Of the lines in the records that follow, how many include the word "EURUSD"? Answer with a bare number.

** START **

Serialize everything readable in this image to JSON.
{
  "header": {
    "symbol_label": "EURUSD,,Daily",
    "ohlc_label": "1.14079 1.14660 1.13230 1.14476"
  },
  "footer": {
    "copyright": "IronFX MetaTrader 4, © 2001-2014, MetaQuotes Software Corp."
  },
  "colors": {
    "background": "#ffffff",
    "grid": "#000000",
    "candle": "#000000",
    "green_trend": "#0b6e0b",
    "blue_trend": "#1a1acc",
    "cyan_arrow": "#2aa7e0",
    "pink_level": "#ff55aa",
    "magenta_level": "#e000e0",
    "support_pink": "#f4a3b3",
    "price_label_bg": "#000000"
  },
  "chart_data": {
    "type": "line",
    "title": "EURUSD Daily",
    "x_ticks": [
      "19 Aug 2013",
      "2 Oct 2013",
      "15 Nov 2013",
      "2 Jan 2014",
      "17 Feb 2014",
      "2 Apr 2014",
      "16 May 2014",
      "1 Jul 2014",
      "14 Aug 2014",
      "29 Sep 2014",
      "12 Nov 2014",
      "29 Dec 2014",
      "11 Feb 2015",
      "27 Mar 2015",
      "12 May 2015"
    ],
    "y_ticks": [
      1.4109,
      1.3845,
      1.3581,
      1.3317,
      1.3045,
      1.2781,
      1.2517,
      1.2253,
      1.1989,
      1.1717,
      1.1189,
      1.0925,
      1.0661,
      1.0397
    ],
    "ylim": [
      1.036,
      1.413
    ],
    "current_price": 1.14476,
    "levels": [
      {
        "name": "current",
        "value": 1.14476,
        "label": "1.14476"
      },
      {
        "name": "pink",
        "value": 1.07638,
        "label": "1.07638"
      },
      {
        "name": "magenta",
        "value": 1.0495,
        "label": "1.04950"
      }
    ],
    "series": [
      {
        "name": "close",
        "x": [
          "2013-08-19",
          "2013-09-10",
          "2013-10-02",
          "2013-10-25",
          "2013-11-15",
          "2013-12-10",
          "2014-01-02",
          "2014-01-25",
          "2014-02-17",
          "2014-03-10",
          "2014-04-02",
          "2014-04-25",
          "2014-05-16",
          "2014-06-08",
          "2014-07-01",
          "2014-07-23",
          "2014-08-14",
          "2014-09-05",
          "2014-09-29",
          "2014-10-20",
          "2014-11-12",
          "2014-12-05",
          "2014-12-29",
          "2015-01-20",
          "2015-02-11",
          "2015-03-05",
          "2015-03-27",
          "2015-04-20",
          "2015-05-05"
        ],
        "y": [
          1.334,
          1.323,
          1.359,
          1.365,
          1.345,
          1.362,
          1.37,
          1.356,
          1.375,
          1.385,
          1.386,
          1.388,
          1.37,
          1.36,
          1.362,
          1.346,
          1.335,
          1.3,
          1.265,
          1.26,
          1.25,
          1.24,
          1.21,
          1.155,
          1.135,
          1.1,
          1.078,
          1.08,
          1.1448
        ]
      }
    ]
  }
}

** END **

> [The output]
2